[Items from a figure collection]
____________

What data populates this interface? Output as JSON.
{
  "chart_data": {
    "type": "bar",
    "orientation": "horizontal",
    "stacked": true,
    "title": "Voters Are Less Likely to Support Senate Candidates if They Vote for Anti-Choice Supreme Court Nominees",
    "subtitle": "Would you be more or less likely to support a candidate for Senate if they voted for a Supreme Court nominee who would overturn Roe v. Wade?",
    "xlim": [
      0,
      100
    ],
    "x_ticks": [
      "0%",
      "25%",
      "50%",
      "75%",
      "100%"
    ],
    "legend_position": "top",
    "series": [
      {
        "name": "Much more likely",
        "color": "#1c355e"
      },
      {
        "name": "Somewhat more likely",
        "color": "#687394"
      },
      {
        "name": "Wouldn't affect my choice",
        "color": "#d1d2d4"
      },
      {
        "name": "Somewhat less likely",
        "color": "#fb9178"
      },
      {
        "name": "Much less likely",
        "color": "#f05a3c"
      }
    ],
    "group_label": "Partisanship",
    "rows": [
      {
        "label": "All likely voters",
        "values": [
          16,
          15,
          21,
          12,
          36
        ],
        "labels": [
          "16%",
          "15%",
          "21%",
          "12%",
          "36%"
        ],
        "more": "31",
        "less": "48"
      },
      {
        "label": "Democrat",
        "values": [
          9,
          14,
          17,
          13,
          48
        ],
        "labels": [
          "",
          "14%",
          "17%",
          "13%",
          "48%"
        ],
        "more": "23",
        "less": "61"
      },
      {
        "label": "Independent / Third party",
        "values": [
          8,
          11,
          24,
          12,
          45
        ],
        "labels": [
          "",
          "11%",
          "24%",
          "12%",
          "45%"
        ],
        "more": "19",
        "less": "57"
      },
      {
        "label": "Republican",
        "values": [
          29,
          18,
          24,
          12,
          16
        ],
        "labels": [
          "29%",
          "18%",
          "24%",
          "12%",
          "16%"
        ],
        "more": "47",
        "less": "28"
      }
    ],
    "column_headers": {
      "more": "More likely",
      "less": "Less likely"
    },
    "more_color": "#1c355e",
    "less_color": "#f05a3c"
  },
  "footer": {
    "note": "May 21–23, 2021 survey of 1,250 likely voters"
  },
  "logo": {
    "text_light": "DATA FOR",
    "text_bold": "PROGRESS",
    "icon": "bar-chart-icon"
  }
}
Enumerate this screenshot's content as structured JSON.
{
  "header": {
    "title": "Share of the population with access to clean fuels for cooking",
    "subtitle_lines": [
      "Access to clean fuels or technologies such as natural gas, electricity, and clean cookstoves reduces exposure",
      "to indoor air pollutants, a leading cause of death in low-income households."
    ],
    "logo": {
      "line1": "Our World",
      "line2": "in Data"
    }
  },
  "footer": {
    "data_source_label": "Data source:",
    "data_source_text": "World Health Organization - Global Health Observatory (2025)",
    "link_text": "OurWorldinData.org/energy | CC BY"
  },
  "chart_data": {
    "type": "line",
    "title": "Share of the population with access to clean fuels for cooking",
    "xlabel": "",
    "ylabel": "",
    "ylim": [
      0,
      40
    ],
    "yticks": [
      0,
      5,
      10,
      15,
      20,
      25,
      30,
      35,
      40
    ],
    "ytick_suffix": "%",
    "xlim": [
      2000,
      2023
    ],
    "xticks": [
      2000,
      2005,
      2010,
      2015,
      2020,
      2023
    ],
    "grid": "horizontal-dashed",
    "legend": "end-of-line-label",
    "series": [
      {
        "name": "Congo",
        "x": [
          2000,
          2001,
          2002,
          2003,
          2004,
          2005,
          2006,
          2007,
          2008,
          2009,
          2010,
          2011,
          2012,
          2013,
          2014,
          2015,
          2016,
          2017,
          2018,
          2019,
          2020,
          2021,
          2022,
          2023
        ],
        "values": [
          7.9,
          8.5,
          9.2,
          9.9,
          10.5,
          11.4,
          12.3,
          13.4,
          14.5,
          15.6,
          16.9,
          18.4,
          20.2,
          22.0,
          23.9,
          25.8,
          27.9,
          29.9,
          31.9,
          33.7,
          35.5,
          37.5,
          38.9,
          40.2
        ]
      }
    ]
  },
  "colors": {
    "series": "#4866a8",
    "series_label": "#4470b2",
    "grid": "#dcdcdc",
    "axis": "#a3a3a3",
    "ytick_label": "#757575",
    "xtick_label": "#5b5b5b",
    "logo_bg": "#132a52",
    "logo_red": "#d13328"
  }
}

____________

> Exercise details:
Transcribe the records above exactly as they appear.

> Solution below:
What data populates this interface? Output as JSON.
{
  "chart_data": {
    "type": "bar",
    "orientation": "horizontal",
    "stacked": true,
    "title": "Voters Are Less Likely to Support Senate Candidates if They Vote for Anti-Choice Supreme Court Nominees",
    "subtitle": "Would you be more or less likely to support a candidate for Senate if they voted for a Supreme Court nominee who would overturn Roe v. Wade?",
    "xlim": [
      0,
      100
    ],
    "x_ticks": [
      "0%",
      "25%",
      "50%",
      "75%",
      "100%"
    ],
    "legend_position": "top",
    "series": [
      {
        "name": "Much more likely",
        "color": "#1c355e"
      },
      {
        "name": "Somewhat more likely",
        "color": "#687394"
      },
      {
        "name": "Wouldn't affect my choice",
        "color": "#d1d2d4"
      },
      {
        "name": "Somewhat less likely",
        "color": "#fb9178"
      },
      {
        "name": "Much less likely",
        "color": "#f05a3c"
      }
    ],
    "group_label": "Partisanship",
    "rows": [
      {
        "label": "All likely voters",
        "values": [
          16,
          15,
          21,
          12,
          36
        ],
        "labels": [
          "16%",
          "15%",
          "21%",
          "12%",
          "36%"
        ],
        "more": "31",
        "less": "48"
      },
      {
        "label": "Democrat",
        "values": [
          9,
          14,
          17,
          13,
          48
        ],
        "labels": [
          "",
          "14%",
          "17%",
          "13%",
          "48%"
        ],
        "more": "23",
        "less": "61"
      },
      {
        "label": "Independent / Third party",
        "values": [
          8,
          11,
          24,
          12,
          45
        ],
        "labels": [
          "",
          "11%",
          "24%",
          "12%",
          "45%"
        ],
        "more": "19",
        "less": "57"
      },
      {
        "label": "Republican",
        "values": [
          29,
          18,
          24,
          12,
          16
        ],
        "labels": [
          "29%",
          "18%",
          "24%",
          "12%",
          "16%"
        ],
        "more": "47",
        "less": "28"
      }
    ],
    "column_headers": {
      "more": "More likely",
      "less": "Less likely"
    },
    "more_color": "#1c355e",
    "less_color": "#f05a3c"
  },
  "footer": {
    "note": "May 21–23, 2021 survey of 1,250 likely voters"
  },
  "logo": {
    "text_light": "DATA FOR",
    "text_bold": "PROGRESS",
    "icon": "bar-chart-icon"
  }
}
Enumerate this screenshot's content as structured JSON.
{
  "header": {
    "title": "Share of the population with access to clean fuels for cooking",
    "subtitle_lines": [
      "Access to clean fuels or technologies such as natural gas, electricity, and clean cookstoves reduces exposure",
      "to indoor air pollutants, a leading cause of death in low-income households."
    ],
    "logo": {
      "line1": "Our World",
      "line2": "in Data"
    }
  },
  "footer": {
    "data_source_label": "Data source:",
    "data_source_text": "World Health Organization - Global Health Observatory (2025)",
    "link_text": "OurWorldinData.org/energy | CC BY"
  },
  "chart_data": {
    "type": "line",
    "title": "Share of the population with access to clean fuels for cooking",
    "xlabel": "",
    "ylabel": "",
    "ylim": [
      0,
      40
    ],
    "yticks": [
      0,
      5,
      10,
      15,
      20,
      25,
      30,
      35,
      40
    ],
    "ytick_suffix": "%",
    "xlim": [
      2000,
      2023
    ],
    "xticks": [
      2000,
      2005,
      2010,
      2015,
      2020,
      2023
    ],
    "grid": "horizontal-dashed",
    "legend": "end-of-line-label",
    "series": [
      {
        "name": "Congo",
        "x": [
          2000,
          2001,
          2002,
          2003,
          2004,
          2005,
          2006,
          2007,
          2008,
          2009,
          2010,
          2011,
          2012,
          2013,
          2014,
          2015,
          2016,
          2017,
          2018,
          2019,
          2020,
          2021,
          2022,
          2023
        ],
        "values": [
          7.9,
          8.5,
          9.2,
          9.9,
          10.5,
          11.4,
          12.3,
          13.4,
          14.5,
          15.6,
          16.9,
          18.4,
          20.2,
          22.0,
          23.9,
          25.8,
          27.9,
          29.9,
          31.9,
          33.7,
          35.5,
          37.5,
          38.9,
          40.2
        ]
      }
    ]
  },
  "colors": {
    "series": "#4866a8",
    "series_label": "#4470b2",
    "grid": "#dcdcdc",
    "axis": "#a3a3a3",
    "ytick_label": "#757575",
    "xtick_label": "#5b5b5b",
    "logo_bg": "#132a52",
    "logo_red": "#d13328"
  }
}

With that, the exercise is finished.